(Data rows):
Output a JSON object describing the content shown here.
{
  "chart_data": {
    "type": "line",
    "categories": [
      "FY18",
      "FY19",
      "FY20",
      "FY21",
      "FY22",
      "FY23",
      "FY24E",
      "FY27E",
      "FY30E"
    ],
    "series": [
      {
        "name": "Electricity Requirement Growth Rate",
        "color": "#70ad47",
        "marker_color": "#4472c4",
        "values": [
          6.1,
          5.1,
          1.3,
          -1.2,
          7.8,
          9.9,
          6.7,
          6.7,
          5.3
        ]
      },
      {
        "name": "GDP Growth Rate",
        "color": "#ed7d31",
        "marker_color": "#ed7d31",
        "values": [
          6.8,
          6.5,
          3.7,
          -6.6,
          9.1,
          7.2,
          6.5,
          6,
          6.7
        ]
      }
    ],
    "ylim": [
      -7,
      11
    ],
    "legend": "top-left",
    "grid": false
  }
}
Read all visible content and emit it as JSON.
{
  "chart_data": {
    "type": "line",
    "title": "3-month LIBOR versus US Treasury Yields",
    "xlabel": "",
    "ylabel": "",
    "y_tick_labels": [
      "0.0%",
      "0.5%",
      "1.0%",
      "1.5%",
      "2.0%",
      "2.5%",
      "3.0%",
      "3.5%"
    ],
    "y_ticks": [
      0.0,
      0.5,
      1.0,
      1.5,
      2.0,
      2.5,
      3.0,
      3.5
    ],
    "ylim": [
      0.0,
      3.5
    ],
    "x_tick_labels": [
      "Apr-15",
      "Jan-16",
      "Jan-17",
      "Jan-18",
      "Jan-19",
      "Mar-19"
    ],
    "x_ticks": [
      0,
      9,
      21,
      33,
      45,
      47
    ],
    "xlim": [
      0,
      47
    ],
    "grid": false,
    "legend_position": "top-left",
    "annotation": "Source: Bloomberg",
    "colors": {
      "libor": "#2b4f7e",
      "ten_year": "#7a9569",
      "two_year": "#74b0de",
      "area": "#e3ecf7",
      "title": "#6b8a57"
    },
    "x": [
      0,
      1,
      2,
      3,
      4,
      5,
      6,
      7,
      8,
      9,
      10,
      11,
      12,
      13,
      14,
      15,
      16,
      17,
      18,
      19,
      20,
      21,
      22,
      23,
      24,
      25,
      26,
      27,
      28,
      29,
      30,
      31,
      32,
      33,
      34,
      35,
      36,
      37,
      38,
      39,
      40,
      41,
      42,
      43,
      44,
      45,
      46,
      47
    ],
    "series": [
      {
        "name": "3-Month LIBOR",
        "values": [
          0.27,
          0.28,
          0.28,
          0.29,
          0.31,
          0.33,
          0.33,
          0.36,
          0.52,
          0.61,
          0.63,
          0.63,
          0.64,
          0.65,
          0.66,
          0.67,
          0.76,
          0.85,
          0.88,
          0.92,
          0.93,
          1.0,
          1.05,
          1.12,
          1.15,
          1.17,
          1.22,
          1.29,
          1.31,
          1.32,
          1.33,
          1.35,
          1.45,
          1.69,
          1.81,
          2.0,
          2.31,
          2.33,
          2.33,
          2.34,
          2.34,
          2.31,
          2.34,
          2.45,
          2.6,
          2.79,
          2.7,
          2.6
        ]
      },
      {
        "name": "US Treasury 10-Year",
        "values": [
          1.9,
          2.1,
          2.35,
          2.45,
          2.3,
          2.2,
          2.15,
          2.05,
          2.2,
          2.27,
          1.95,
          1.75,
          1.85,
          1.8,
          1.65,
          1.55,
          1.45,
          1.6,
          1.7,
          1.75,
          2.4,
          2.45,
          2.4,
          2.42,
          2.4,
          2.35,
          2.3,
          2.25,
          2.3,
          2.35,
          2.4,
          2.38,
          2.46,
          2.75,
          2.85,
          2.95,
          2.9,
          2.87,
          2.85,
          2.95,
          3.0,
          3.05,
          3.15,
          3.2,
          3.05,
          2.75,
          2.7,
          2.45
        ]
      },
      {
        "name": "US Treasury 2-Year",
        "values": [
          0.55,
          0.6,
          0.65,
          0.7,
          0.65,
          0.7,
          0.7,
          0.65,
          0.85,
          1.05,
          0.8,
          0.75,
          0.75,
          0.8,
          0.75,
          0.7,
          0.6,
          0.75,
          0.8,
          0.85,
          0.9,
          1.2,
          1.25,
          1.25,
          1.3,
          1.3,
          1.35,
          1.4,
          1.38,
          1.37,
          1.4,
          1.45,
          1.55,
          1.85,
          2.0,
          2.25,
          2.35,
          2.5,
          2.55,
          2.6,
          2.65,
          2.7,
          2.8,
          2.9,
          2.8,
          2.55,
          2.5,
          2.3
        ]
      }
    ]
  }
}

(Your objective):
All of the lines above must be returned exactly.

(Written solution):
Output a JSON object describing the content shown here.
{
  "chart_data": {
    "type": "line",
    "categories": [
      "FY18",
      "FY19",
      "FY20",
      "FY21",
      "FY22",
      "FY23",
      "FY24E",
      "FY27E",
      "FY30E"
    ],
    "series": [
      {
        "name": "Electricity Requirement Growth Rate",
        "color": "#70ad47",
        "marker_color": "#4472c4",
        "values": [
          6.1,
          5.1,
          1.3,
          -1.2,
          7.8,
          9.9,
          6.7,
          6.7,
          5.3
        ]
      },
      {
        "name": "GDP Growth Rate",
        "color": "#ed7d31",
        "marker_color": "#ed7d31",
        "values": [
          6.8,
          6.5,
          3.7,
          -6.6,
          9.1,
          7.2,
          6.5,
          6,
          6.7
        ]
      }
    ],
    "ylim": [
      -7,
      11
    ],
    "legend": "top-left",
    "grid": false
  }
}
Read all visible content and emit it as JSON.
{
  "chart_data": {
    "type": "line",
    "title": "3-month LIBOR versus US Treasury Yields",
    "xlabel": "",
    "ylabel": "",
    "y_tick_labels": [
      "0.0%",
      "0.5%",
      "1.0%",
      "1.5%",
      "2.0%",
      "2.5%",
      "3.0%",
      "3.5%"
    ],
    "y_ticks": [
      0.0,
      0.5,
      1.0,
      1.5,
      2.0,
      2.5,
      3.0,
      3.5
    ],
    "ylim": [
      0.0,
      3.5
    ],
    "x_tick_labels": [
      "Apr-15",
      "Jan-16",
      "Jan-17",
      "Jan-18",
      "Jan-19",
      "Mar-19"
    ],
    "x_ticks": [
      0,
      9,
      21,
      33,
      45,
      47
    ],
    "xlim": [
      0,
      47
    ],
    "grid": false,
    "legend_position": "top-left",
    "annotation": "Source: Bloomberg",
    "colors": {
      "libor": "#2b4f7e",
      "ten_year": "#7a9569",
      "two_year": "#74b0de",
      "area": "#e3ecf7",
      "title": "#6b8a57"
    },
    "x": [
      0,
      1,
      2,
      3,
      4,
      5,
      6,
      7,
      8,
      9,
      10,
      11,
      12,
      13,
      14,
      15,
      16,
      17,
      18,
      19,
      20,
      21,
      22,
      23,
      24,
      25,
      26,
      27,
      28,
      29,
      30,
      31,
      32,
      33,
      34,
      35,
      36,
      37,
      38,
      39,
      40,
      41,
      42,
      43,
      44,
      45,
      46,
      47
    ],
    "series": [
      {
        "name": "3-Month LIBOR",
        "values": [
          0.27,
          0.28,
          0.28,
          0.29,
          0.31,
          0.33,
          0.33,
          0.36,
          0.52,
          0.61,
          0.63,
          0.63,
          0.64,
          0.65,
          0.66,
          0.67,
          0.76,
          0.85,
          0.88,
          0.92,
          0.93,
          1.0,
          1.05,
          1.12,
          1.15,
          1.17,
          1.22,
          1.29,
          1.31,
          1.32,
          1.33,
          1.35,
          1.45,
          1.69,
          1.81,
          2.0,
          2.31,
          2.33,
          2.33,
          2.34,
          2.34,
          2.31,
          2.34,
          2.45,
          2.6,
          2.79,
          2.7,
          2.6
        ]
      },
      {
        "name": "US Treasury 10-Year",
        "values": [
          1.9,
          2.1,
          2.35,
          2.45,
          2.3,
          2.2,
          2.15,
          2.05,
          2.2,
          2.27,
          1.95,
          1.75,
          1.85,
          1.8,
          1.65,
          1.55,
          1.45,
          1.6,
          1.7,
          1.75,
          2.4,
          2.45,
          2.4,
          2.42,
          2.4,
          2.35,
          2.3,
          2.25,
          2.3,
          2.35,
          2.4,
          2.38,
          2.46,
          2.75,
          2.85,
          2.95,
          2.9,
          2.87,
          2.85,
          2.95,
          3.0,
          3.05,
          3.15,
          3.2,
          3.05,
          2.75,
          2.7,
          2.45
        ]
      },
      {
        "name": "US Treasury 2-Year",
        "values": [
          0.55,
          0.6,
          0.65,
          0.7,
          0.65,
          0.7,
          0.7,
          0.65,
          0.85,
          1.05,
          0.8,
          0.75,
          0.75,
          0.8,
          0.75,
          0.7,
          0.6,
          0.75,
          0.8,
          0.85,
          0.9,
          1.2,
          1.25,
          1.25,
          1.3,
          1.3,
          1.35,
          1.4,
          1.38,
          1.37,
          1.4,
          1.45,
          1.55,
          1.85,
          2.0,
          2.25,
          2.35,
          2.5,
          2.55,
          2.6,
          2.65,
          2.7,
          2.8,
          2.9,
          2.8,
          2.55,
          2.5,
          2.3
        ]
      }
    ]
  }
}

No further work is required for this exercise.